── INPUT ROWS

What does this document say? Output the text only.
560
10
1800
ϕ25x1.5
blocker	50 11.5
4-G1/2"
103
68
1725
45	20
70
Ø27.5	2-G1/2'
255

────

GOAL: Every record above needs to be repeated word for word.

COMPLETED TASK:
What does this document say? Output the text only.
560
10
1800
ϕ25x1.5
blocker	50 11.5
4-G1/2"
103
68
1725
45	20
70
Ø27.5	2-G1/2'
255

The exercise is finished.